### Written instruction
Go through the listing and pick out each line with the word "Participación" in it.

BEGIN Source records

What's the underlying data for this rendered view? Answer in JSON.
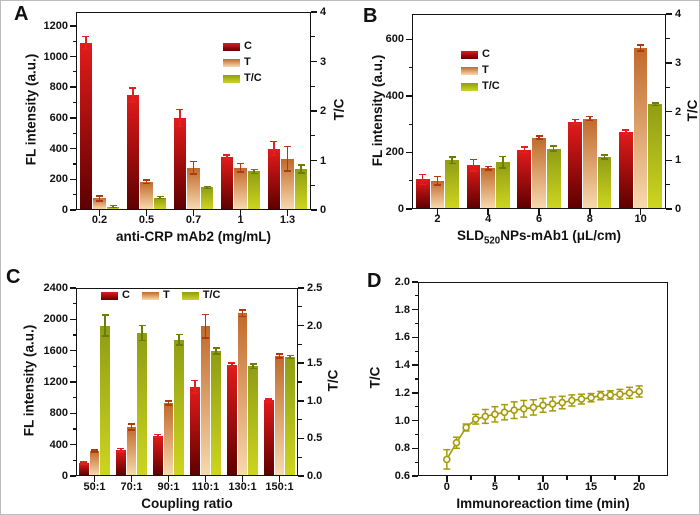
{
  "figure": {
    "panel_labels": [
      "A",
      "B",
      "C",
      "D"
    ],
    "background": "#ffffff",
    "axis_color": "#141414",
    "series_colors": {
      "C": {
        "top": "#e31b1b",
        "bottom": "#5e0000",
        "error": "#e12020"
      },
      "T": {
        "top": "#c1692a",
        "bottom": "#f7d9ae",
        "error": "#b03a10"
      },
      "TC": {
        "top": "#8e9d13",
        "bottom": "#cdd520",
        "error": "#6c7c04"
      }
    }
  },
  "chart_data": [
    {
      "panel": "A",
      "type": "bar",
      "title": "",
      "xlabel": "anti-CRP mAb2 (mg/mL)",
      "ylabel": "FL intensity (a.u.)",
      "ylabel_right": "T/C",
      "categories": [
        "0.2",
        "0.5",
        "0.7",
        "1",
        "1.3"
      ],
      "series": [
        {
          "name": "C",
          "axis": "left",
          "values": [
            1090,
            750,
            600,
            345,
            400
          ],
          "errors": [
            40,
            45,
            55,
            15,
            45
          ]
        },
        {
          "name": "T",
          "axis": "left",
          "values": [
            75,
            185,
            275,
            275,
            335
          ],
          "errors": [
            15,
            12,
            40,
            28,
            80
          ]
        },
        {
          "name": "T/C",
          "axis": "right",
          "values": [
            0.07,
            0.25,
            0.46,
            0.78,
            0.83
          ],
          "errors": [
            0.02,
            0.02,
            0.02,
            0.04,
            0.08
          ]
        }
      ],
      "ylim_left": [
        0,
        1290
      ],
      "yticks_left": [
        "0",
        "200",
        "400",
        "600",
        "800",
        "1000",
        "1200"
      ],
      "ylim_right": [
        0,
        4
      ],
      "yticks_right": [
        "0",
        "1",
        "2",
        "3",
        "4"
      ],
      "legend": {
        "orientation": "vertical",
        "position": "upper-right",
        "labels": [
          "C",
          "T",
          "T/C"
        ]
      },
      "grid": false
    },
    {
      "panel": "B",
      "type": "bar",
      "title": "",
      "xlabel": "SLD520NPs-mAb1 (μL/cm)",
      "xlabel_parts": [
        {
          "text": "SLD",
          "sub": false
        },
        {
          "text": "520",
          "sub": true
        },
        {
          "text": "NPs-mAb1 (μL/cm)",
          "sub": false
        }
      ],
      "ylabel": "FL intensity (a.u.)",
      "ylabel_right": "T/C",
      "categories": [
        "2",
        "4",
        "6",
        "8",
        "10"
      ],
      "series": [
        {
          "name": "C",
          "axis": "left",
          "values": [
            105,
            155,
            210,
            308,
            272
          ],
          "errors": [
            18,
            20,
            10,
            8,
            8
          ]
        },
        {
          "name": "T",
          "axis": "left",
          "values": [
            100,
            145,
            253,
            320,
            570
          ],
          "errors": [
            15,
            6,
            6,
            7,
            10
          ]
        },
        {
          "name": "T/C",
          "axis": "right",
          "values": [
            1.0,
            0.96,
            1.24,
            1.07,
            2.15
          ],
          "errors": [
            0.07,
            0.12,
            0.05,
            0.04,
            0.03
          ]
        }
      ],
      "ylim_left": [
        0,
        690
      ],
      "yticks_left": [
        "0",
        "200",
        "400",
        "600"
      ],
      "ylim_right": [
        0,
        4
      ],
      "yticks_right": [
        "0",
        "1",
        "2",
        "3",
        "4"
      ],
      "legend": {
        "orientation": "vertical",
        "position": "upper-left",
        "labels": [
          "C",
          "T",
          "T/C"
        ]
      },
      "grid": false
    },
    {
      "panel": "C",
      "type": "bar",
      "title": "",
      "xlabel": "Coupling ratio",
      "ylabel": "FL intensity (a.u.)",
      "ylabel_right": "T/C",
      "categories": [
        "50:1",
        "70:1",
        "90:1",
        "110:1",
        "130:1",
        "150:1"
      ],
      "series": [
        {
          "name": "C",
          "axis": "left",
          "values": [
            165,
            330,
            510,
            1140,
            1420,
            965
          ],
          "errors": [
            15,
            20,
            20,
            80,
            25,
            20
          ]
        },
        {
          "name": "T",
          "axis": "left",
          "values": [
            320,
            625,
            930,
            1910,
            2080,
            1530
          ],
          "errors": [
            10,
            40,
            25,
            150,
            40,
            25
          ]
        },
        {
          "name": "T/C",
          "axis": "right",
          "values": [
            2.0,
            1.9,
            1.81,
            1.66,
            1.46,
            1.58
          ],
          "errors": [
            0.14,
            0.1,
            0.07,
            0.04,
            0.03,
            0.02
          ]
        }
      ],
      "ylim_left": [
        0,
        2400
      ],
      "yticks_left": [
        "0",
        "400",
        "800",
        "1200",
        "1600",
        "2000",
        "2400"
      ],
      "ylim_right": [
        0,
        2.5
      ],
      "yticks_right": [
        "0.0",
        "0.5",
        "1.0",
        "1.5",
        "2.0",
        "2.5"
      ],
      "legend": {
        "orientation": "horizontal",
        "position": "top-center",
        "labels": [
          "C",
          "T",
          "T/C"
        ]
      },
      "grid": false
    },
    {
      "panel": "D",
      "type": "line",
      "title": "",
      "xlabel": "Immunoreaction time (min)",
      "ylabel": "T/C",
      "x": [
        0,
        1,
        2,
        3,
        4,
        5,
        6,
        7,
        8,
        9,
        10,
        11,
        12,
        13,
        14,
        15,
        16,
        17,
        18,
        19,
        20
      ],
      "y": [
        0.72,
        0.84,
        0.95,
        1.01,
        1.03,
        1.045,
        1.06,
        1.075,
        1.085,
        1.095,
        1.11,
        1.12,
        1.13,
        1.145,
        1.155,
        1.165,
        1.18,
        1.185,
        1.19,
        1.2,
        1.21
      ],
      "errors": [
        0.07,
        0.04,
        0.025,
        0.035,
        0.05,
        0.055,
        0.055,
        0.06,
        0.06,
        0.055,
        0.05,
        0.05,
        0.045,
        0.04,
        0.035,
        0.03,
        0.03,
        0.03,
        0.035,
        0.04,
        0.04
      ],
      "line_color": "#a49a0b",
      "marker": "open-circle",
      "marker_fill": "#fdfcf0",
      "xlim": [
        -3,
        23
      ],
      "xticks": [
        "0",
        "5",
        "10",
        "15",
        "20"
      ],
      "ylim": [
        0.6,
        2.0
      ],
      "yticks": [
        "0.6",
        "0.8",
        "1.0",
        "1.2",
        "1.4",
        "1.6",
        "1.8",
        "2.0"
      ],
      "legend": null,
      "grid": false
    }
  ]
}
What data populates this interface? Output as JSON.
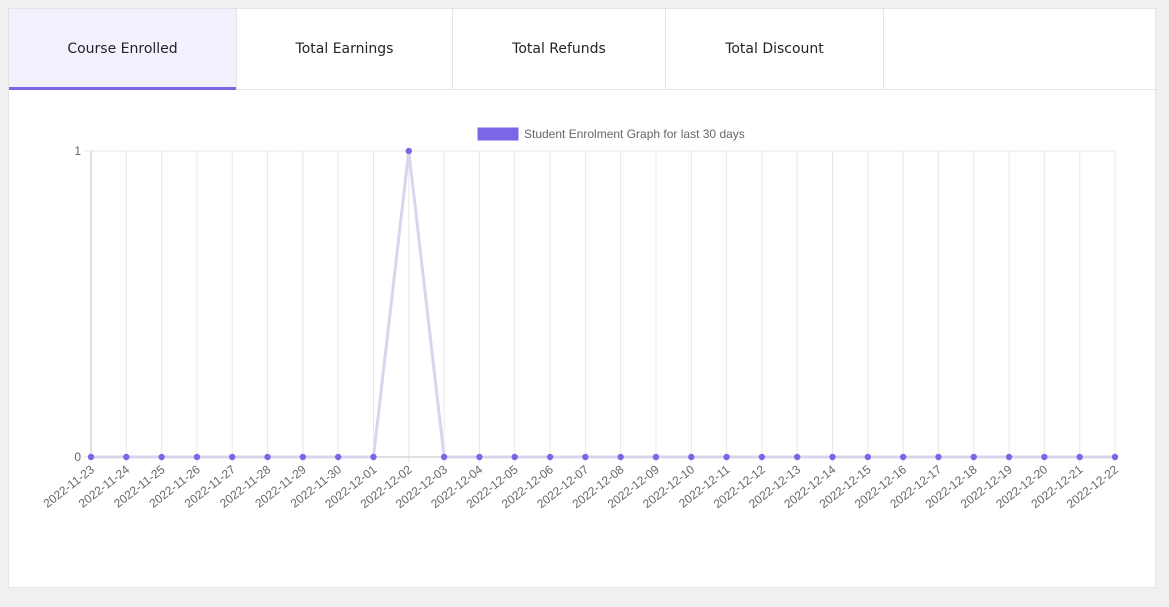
{
  "tabs": [
    {
      "label": "Course Enrolled",
      "active": true
    },
    {
      "label": "Total Earnings",
      "active": false
    },
    {
      "label": "Total Refunds",
      "active": false
    },
    {
      "label": "Total Discount",
      "active": false
    }
  ],
  "colors": {
    "accent": "#7967e8",
    "line": "#d9d6ec",
    "grid": "#e8e8e8",
    "axis": "#666666"
  },
  "chart_data": {
    "type": "line",
    "legend_label": "Student Enrolment Graph for last 30 days",
    "legend_position": "top-center",
    "x": [
      "2022-11-23",
      "2022-11-24",
      "2022-11-25",
      "2022-11-26",
      "2022-11-27",
      "2022-11-28",
      "2022-11-29",
      "2022-11-30",
      "2022-12-01",
      "2022-12-02",
      "2022-12-03",
      "2022-12-04",
      "2022-12-05",
      "2022-12-06",
      "2022-12-07",
      "2022-12-08",
      "2022-12-09",
      "2022-12-10",
      "2022-12-11",
      "2022-12-12",
      "2022-12-13",
      "2022-12-14",
      "2022-12-15",
      "2022-12-16",
      "2022-12-17",
      "2022-12-18",
      "2022-12-19",
      "2022-12-20",
      "2022-12-21",
      "2022-12-22"
    ],
    "series": [
      {
        "name": "Student Enrolment Graph for last 30 days",
        "values": [
          0,
          0,
          0,
          0,
          0,
          0,
          0,
          0,
          0,
          1,
          0,
          0,
          0,
          0,
          0,
          0,
          0,
          0,
          0,
          0,
          0,
          0,
          0,
          0,
          0,
          0,
          0,
          0,
          0,
          0
        ]
      }
    ],
    "y_ticks": [
      0,
      1
    ],
    "ylim": [
      0,
      1
    ],
    "grid": true
  }
}
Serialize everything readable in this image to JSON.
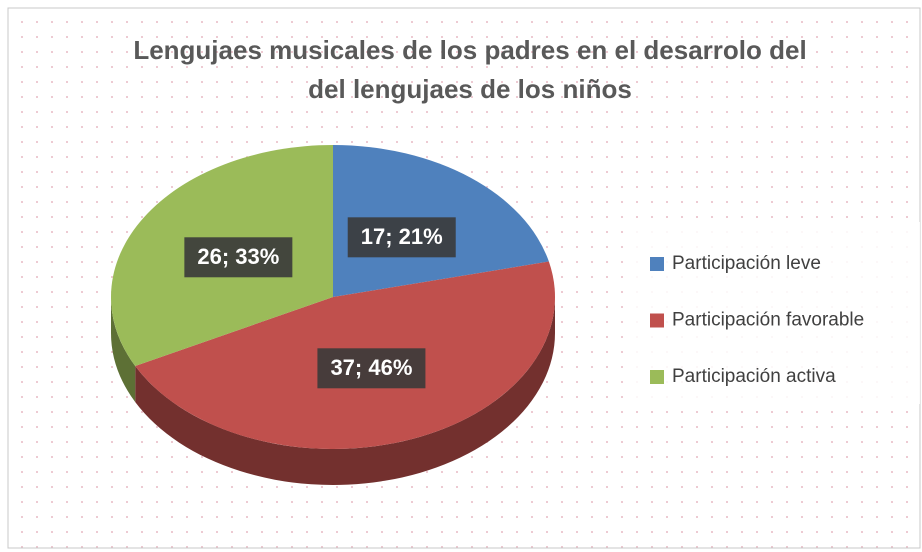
{
  "chart_data": {
    "type": "pie",
    "title": [
      "Lengujaes musicales de los padres en el desarrolo del",
      "del lengujaes de los niños"
    ],
    "categories": [
      "Participación leve",
      "Participación favorable",
      "Participación activa"
    ],
    "values": [
      17,
      37,
      26
    ],
    "value_labels": [
      "17; 21%",
      "37; 46%",
      "26; 33%"
    ],
    "colors": [
      "#4f81bd",
      "#c0504d",
      "#9bbb59"
    ],
    "legend": "right"
  }
}
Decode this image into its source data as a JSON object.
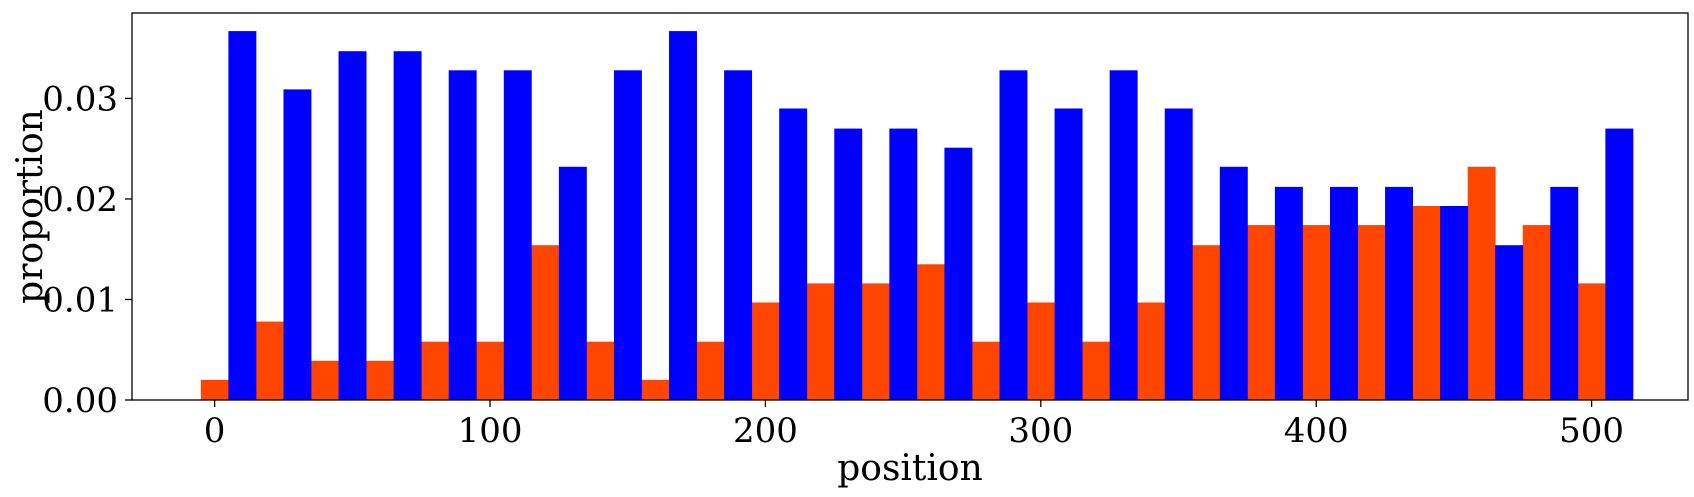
{
  "chart_data": {
    "type": "bar",
    "xlabel": "position",
    "ylabel": "proportion",
    "xlim": [
      -30,
      535
    ],
    "ylim": [
      0,
      0.0385
    ],
    "x_ticks": [
      0,
      100,
      200,
      300,
      400,
      500
    ],
    "x_tick_labels": [
      "0",
      "100",
      "200",
      "300",
      "400",
      "500"
    ],
    "y_ticks": [
      0.0,
      0.01,
      0.02,
      0.03
    ],
    "y_tick_labels": [
      "0.00",
      "0.01",
      "0.02",
      "0.03"
    ],
    "bin_edges": [
      -5,
      15,
      35,
      55,
      75,
      95,
      115,
      135,
      155,
      175,
      195,
      215,
      235,
      255,
      275,
      295,
      315,
      335,
      355,
      375,
      395,
      415,
      435,
      455,
      475,
      495,
      515
    ],
    "grid": false,
    "legend": null,
    "series": [
      {
        "color": "#ff4500",
        "values": [
          0.002,
          0.0078,
          0.0039,
          0.0039,
          0.0058,
          0.0058,
          0.0154,
          0.0058,
          0.002,
          0.0058,
          0.0097,
          0.0116,
          0.0116,
          0.0135,
          0.0058,
          0.0097,
          0.0058,
          0.0097,
          0.0154,
          0.0174,
          0.0174,
          0.0174,
          0.0193,
          0.0232,
          0.0174,
          0.0116
        ]
      },
      {
        "color": "#0000ff",
        "values": [
          0.0367,
          0.0309,
          0.0347,
          0.0347,
          0.0328,
          0.0328,
          0.0232,
          0.0328,
          0.0367,
          0.0328,
          0.029,
          0.027,
          0.027,
          0.0251,
          0.0328,
          0.029,
          0.0328,
          0.029,
          0.0232,
          0.0212,
          0.0212,
          0.0212,
          0.0193,
          0.0154,
          0.0212,
          0.027
        ]
      }
    ]
  }
}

END Source records

### Response below
      "Participación leve",
      "Participación favorable",
      "Participación activa"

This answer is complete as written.